Below are some records. Copy every line in them that holds "charge".
-- Input records start --
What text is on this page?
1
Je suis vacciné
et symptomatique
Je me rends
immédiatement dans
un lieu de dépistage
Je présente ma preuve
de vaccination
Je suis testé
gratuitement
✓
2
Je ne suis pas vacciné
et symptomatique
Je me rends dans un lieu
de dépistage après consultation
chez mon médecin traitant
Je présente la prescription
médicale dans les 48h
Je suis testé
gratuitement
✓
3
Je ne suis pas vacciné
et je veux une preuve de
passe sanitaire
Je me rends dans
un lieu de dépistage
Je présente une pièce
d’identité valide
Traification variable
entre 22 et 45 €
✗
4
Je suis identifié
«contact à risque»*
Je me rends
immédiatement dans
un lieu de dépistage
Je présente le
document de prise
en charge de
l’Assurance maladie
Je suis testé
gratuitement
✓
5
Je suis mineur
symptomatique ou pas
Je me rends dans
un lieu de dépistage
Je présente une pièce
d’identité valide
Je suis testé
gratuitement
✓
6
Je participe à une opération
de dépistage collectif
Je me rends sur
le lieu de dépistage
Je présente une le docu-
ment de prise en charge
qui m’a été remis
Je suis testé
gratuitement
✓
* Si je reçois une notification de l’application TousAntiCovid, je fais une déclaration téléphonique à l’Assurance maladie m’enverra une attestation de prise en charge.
-- Input records end --
* **Answer to the exercise**
en charge de
ment de prise en charge
* Si je reçois une notification de l’application TousAntiCovid, je fais une déclaration téléphonique à l’Assurance maladie m’enverra une attestation de prise en charge.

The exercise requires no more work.